Write only the number of lines holding the string "this".

Items from a dataset:
◆ ◆ ◆ ◆

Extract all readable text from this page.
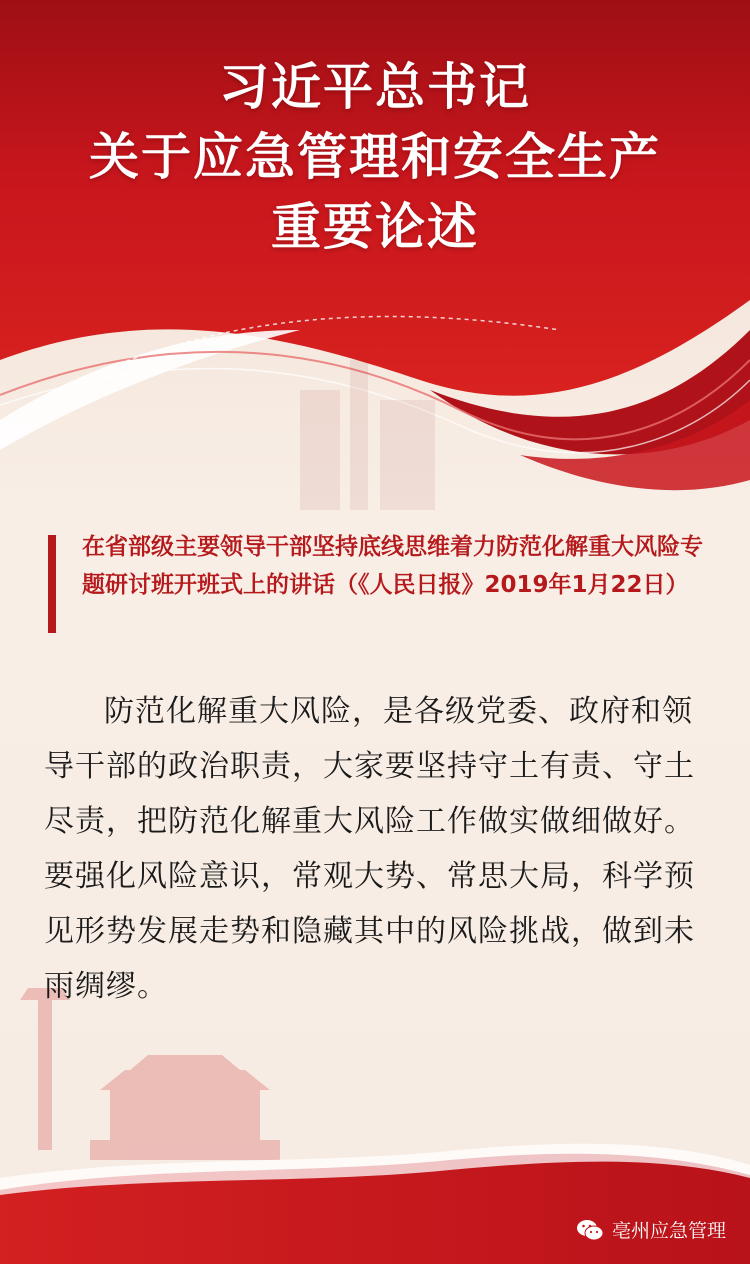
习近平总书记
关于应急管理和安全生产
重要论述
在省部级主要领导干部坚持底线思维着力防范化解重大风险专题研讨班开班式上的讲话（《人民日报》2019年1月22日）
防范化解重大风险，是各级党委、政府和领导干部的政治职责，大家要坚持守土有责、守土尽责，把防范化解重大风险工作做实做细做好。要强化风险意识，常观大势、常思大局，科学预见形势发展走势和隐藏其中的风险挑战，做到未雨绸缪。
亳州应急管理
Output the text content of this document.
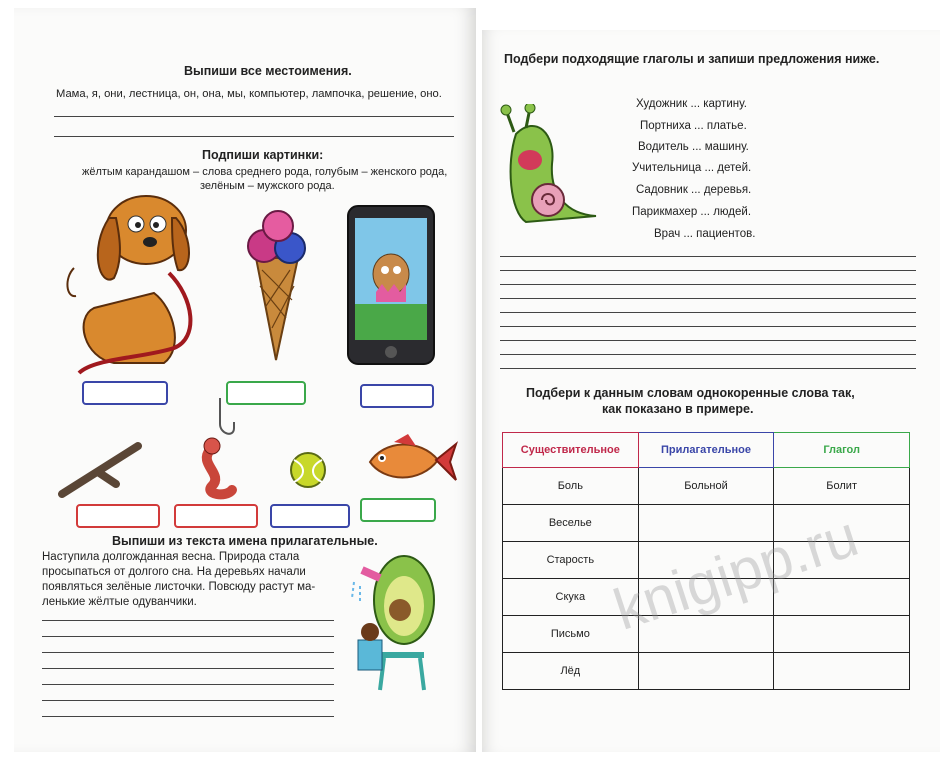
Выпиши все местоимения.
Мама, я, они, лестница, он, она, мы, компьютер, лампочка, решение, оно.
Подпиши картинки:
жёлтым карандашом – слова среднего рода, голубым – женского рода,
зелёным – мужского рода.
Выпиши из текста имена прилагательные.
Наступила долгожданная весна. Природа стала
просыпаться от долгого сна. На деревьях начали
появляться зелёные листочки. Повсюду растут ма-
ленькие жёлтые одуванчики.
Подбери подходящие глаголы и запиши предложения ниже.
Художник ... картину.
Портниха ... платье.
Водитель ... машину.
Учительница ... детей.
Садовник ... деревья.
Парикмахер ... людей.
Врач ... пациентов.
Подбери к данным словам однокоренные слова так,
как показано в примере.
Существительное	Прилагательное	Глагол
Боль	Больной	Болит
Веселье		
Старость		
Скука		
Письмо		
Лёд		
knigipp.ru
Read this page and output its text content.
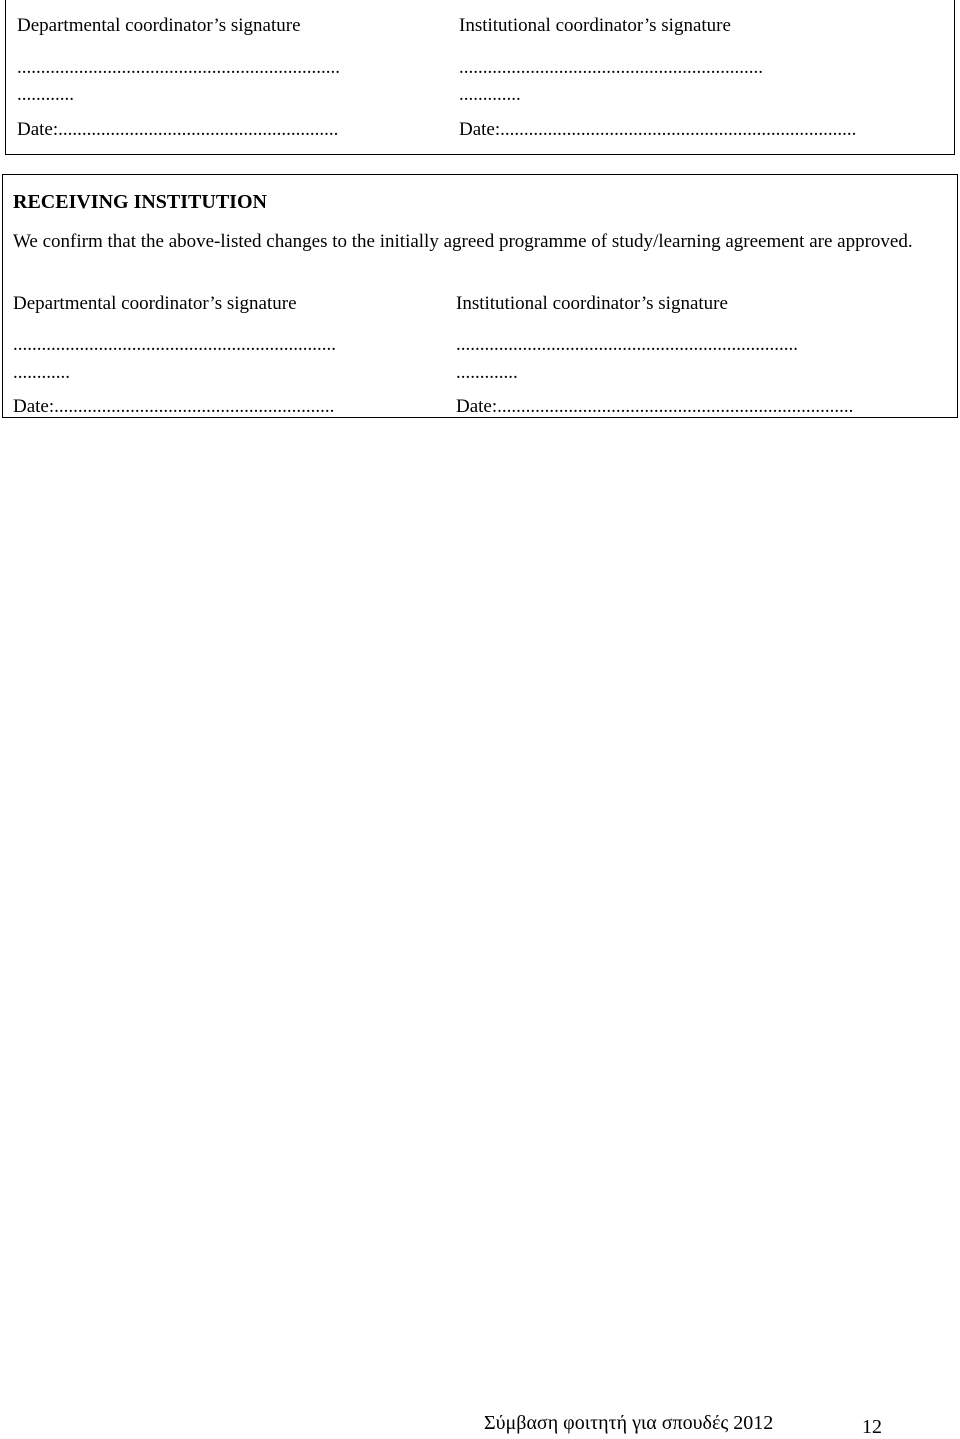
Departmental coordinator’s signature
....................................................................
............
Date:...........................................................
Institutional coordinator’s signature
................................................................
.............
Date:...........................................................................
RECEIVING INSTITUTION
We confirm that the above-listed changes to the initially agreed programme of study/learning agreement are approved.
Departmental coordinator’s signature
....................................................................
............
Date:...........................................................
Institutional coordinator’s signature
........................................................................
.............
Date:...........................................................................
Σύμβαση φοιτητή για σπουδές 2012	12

◆ ◆ ◆ ◆

■ THE REPLY: 3